→ **Text for analysis**:

Didn't know about the radio guidance; will have to google it.(I do know about the 4-course aviation radio nav systems, but am not old enough to have flown them.)
With regards to quickly searching the archives, I suspect all the major manufacturers have had a reasonably steady, perhaps varying in intensity, advanced research group. So, it's probably less searching the archives and rather just asking the grizzled engineers in those groups...
I was watching First Man recently, the movie about the first moon landing.
I'm wondering how much the popularity of computers changed how SpaceX was able to develop its software and properly analyze the data. I guess it made things easier, but to be honest I have no idea how hard NASA worked its computers and systems to use data in the 60.
I think this sort of illustrates just how hard iterative development is for most people to grasp. It's similar to how junior engineers frequently aim for the final finished product on the first iteration whereas most experienced engineers will iterate on development when in unfamiliar spaces.

(Stored listing)
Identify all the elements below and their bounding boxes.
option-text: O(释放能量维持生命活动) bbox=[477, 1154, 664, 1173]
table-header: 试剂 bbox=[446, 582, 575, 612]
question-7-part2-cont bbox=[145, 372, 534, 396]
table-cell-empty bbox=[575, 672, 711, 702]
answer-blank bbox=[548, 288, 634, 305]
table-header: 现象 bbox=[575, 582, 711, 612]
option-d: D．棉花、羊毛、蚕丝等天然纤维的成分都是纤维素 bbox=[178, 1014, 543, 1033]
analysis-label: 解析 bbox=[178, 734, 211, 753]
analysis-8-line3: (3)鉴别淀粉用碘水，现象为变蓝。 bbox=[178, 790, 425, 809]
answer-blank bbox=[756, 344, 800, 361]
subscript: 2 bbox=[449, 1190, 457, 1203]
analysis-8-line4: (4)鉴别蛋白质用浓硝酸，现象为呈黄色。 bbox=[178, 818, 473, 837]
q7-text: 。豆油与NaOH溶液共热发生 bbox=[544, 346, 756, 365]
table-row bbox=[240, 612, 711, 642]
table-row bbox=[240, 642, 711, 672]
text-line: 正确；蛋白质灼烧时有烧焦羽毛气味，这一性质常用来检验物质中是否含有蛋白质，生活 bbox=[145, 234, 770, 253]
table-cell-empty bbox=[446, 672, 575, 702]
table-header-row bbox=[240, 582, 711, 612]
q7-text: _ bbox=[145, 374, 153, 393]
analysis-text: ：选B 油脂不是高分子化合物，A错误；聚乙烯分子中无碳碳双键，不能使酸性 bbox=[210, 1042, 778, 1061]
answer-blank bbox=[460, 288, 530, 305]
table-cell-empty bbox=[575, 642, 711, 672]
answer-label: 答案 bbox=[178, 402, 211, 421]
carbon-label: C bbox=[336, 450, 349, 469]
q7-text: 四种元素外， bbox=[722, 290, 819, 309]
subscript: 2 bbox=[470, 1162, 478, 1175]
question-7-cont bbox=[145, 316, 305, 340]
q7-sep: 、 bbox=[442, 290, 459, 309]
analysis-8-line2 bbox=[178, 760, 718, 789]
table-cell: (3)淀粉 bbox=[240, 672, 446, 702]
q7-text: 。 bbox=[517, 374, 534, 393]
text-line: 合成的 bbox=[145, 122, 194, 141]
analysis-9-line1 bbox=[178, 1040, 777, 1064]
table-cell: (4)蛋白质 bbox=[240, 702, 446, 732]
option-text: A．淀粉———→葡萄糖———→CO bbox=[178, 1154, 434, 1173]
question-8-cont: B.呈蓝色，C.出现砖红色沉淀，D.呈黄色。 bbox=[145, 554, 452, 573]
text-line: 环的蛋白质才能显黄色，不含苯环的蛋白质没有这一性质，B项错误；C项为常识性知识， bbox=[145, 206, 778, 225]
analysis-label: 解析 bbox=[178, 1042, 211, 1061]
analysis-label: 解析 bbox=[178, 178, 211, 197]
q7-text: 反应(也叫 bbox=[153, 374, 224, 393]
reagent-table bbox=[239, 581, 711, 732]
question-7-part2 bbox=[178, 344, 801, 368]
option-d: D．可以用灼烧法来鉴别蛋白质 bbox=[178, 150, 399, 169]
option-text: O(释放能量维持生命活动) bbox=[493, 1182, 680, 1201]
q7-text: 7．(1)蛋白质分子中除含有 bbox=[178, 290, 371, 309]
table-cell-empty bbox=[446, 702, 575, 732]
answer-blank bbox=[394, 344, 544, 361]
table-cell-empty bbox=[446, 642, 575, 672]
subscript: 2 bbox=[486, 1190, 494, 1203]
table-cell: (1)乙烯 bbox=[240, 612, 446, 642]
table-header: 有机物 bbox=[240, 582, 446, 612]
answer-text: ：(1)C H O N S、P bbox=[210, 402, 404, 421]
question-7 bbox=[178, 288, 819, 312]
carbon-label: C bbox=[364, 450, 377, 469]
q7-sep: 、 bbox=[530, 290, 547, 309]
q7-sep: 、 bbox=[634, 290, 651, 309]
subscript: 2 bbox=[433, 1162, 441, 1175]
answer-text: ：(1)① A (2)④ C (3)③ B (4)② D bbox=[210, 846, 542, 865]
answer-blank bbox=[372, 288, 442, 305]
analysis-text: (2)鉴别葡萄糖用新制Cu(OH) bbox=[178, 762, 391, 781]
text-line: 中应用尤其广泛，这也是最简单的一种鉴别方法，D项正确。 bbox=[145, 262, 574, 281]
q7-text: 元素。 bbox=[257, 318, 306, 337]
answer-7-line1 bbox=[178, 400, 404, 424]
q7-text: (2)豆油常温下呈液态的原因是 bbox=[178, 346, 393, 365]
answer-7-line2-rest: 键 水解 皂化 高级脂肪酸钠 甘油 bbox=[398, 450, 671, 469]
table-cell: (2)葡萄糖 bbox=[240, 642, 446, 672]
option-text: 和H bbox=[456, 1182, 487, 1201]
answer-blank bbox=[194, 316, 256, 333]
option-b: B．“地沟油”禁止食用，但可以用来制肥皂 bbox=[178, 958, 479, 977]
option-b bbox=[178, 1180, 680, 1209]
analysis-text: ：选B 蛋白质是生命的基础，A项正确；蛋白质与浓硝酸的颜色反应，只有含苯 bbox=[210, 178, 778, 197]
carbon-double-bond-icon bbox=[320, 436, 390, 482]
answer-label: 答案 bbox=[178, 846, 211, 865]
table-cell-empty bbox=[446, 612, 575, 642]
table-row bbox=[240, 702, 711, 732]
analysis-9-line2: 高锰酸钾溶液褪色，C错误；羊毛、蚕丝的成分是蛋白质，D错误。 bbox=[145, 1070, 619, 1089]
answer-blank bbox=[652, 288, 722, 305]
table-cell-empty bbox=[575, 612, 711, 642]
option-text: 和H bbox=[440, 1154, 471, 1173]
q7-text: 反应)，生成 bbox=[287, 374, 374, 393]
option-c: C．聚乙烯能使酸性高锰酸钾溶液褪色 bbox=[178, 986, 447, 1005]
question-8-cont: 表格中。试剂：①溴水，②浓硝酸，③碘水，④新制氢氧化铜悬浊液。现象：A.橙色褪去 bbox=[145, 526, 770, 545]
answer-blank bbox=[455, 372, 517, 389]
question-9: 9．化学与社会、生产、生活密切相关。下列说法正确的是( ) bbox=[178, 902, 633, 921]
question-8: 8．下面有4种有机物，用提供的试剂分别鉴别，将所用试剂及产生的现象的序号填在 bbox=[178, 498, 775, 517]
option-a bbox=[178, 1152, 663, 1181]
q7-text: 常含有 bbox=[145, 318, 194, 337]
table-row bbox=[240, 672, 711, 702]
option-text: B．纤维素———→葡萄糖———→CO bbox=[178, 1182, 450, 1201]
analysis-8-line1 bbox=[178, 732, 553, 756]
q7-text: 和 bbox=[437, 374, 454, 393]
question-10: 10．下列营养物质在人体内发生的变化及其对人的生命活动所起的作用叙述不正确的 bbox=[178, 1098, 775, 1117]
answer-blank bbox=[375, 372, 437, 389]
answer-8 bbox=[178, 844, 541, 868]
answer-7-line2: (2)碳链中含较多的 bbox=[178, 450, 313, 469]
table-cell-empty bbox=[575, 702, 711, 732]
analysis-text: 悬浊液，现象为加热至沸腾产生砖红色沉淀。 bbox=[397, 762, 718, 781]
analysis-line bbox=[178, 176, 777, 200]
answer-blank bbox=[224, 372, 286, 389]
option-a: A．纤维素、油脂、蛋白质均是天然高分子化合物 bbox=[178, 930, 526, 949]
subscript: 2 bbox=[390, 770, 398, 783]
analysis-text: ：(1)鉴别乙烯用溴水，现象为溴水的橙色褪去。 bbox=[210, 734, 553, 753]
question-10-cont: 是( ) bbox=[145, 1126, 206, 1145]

→ **Exercises**:
1: In the forum comments about SpaceX and NASA, what movie does one commenter say they watched recently?
2: Print the part of the forum comments about SpaceX and NASA that opens with the words containing "With regards to" and closes with "in those groups...".
3: Proceed with the forum comments about SpaceX and NASA from the point where they stop.
The listing is not needed for any of this work.

→ **Task results**:
1: First Man

2:
With regards to quickly searching the archives, I suspect all the major manufacturers have had a reasonably steady, perhaps varying in intensity, advanced research group. So, it's probably less searching the archives and rather just asking the grizzled engineers in those groups...

3:
I rode in one of these. It seemed pretty far from production ready, and the driver had to take over several times. But, I was impressed with the testing philosophy. 2 engineers rode in the car, and the taxi driver had only the responsibility to be ready to take over driving, at all times. And by partnering with a taxi company (which are well respected in Tokyo), they automatically have trust, hailing infrastructure and a way to collect data going forward.
They don’t appear to be operating regularly yet, and the timing of public testing is probably due to a recently failed IPO rather than readiness.
Second the Amsterdam bit: bikes all around you makes for some very interesting driving & AI would need extensive extra training over there. Self-driving cars will need to be localized for traffic “culture” all around the world.
Nevermind that bikes and trams are significantly cheaper, and with the way the infrastructure is designed in many places (plus existing traffic), other modes of transit besides cars can be competitive or significantly faster than driving.
They do test in snow areas. Just many fewer of them and with no successful feasible solution. Notice that the road in the video is cleared of snow.
The problem is when the road is covered with snow. This is a very common occurance. So far it requires solutions like pre-existing ground penetrating radar mapping of all roads or some not invented yet solution. There's a team at a Michigan university doing this.
That the government spends a shitload of money on basically everything under the sun doesn't mean that public investment is always a good idea. The Internet was very largely developed by the private sector; despite public underpinnings of the infrastructure, the private sector would have brought it along in time as well and the result would have been largely the same.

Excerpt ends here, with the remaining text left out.